> **Page**
....................
Despite widespread restructuring by the RFU at the end of the 2008–09 season, Gloucester 2 remained a tier 11 league, with promotion continuing to Gloucester 1 and there was no relegation.  From 2017 the league was now sponsored by Wadworth 6x.  At the end of the 2017–18 the division was disbanded and all teams promoted to the newly regionalised Gloucester 2 - Gloucester 2 North or Gloucester 2 South.

Promotion play-offs

Between 2001 and 2005 there was a promotion play-off between the runners-up of Gloucester 3 North and Gloucester 3 South for the third and final promotion place to Gloucester 2. The team with the superior league record had home advantage in the tie.  During the 2005–06 season the play-offs were discontinued as Gloucester 3 would merge into one division for the 2006–07 season.  Before they were discontinued Gloucester 3 North teams have been the most successful with three wins to the Gloucester 3 South teams' two; and the home team has won promotion on all five occasions.
....................
> **Recorded information**
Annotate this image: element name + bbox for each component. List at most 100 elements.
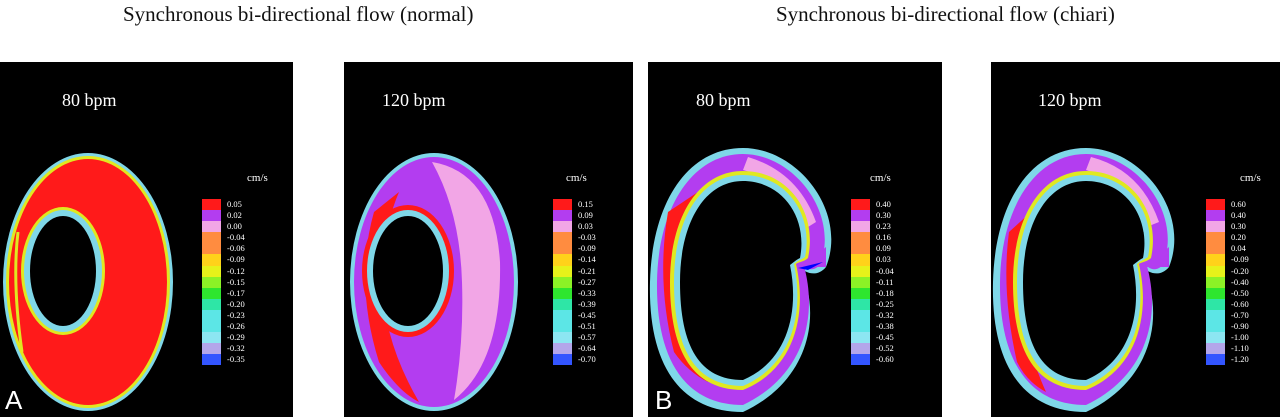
....................
> **Work to complete**
Answer these questions using the text above on the Gloucester rugby leagues:
(a) From 2017, which sponsor did the league have?
(b) Between 2001 and 2005, which two teams met in the promotion play-off?
(c) On how many occasions did the home team win promotion in those play-offs?

> **Written response**
(a) Wadworth 6x.
(b) The runners-up of Gloucester 3 North and Gloucester 3 South.
(c) All five occasions.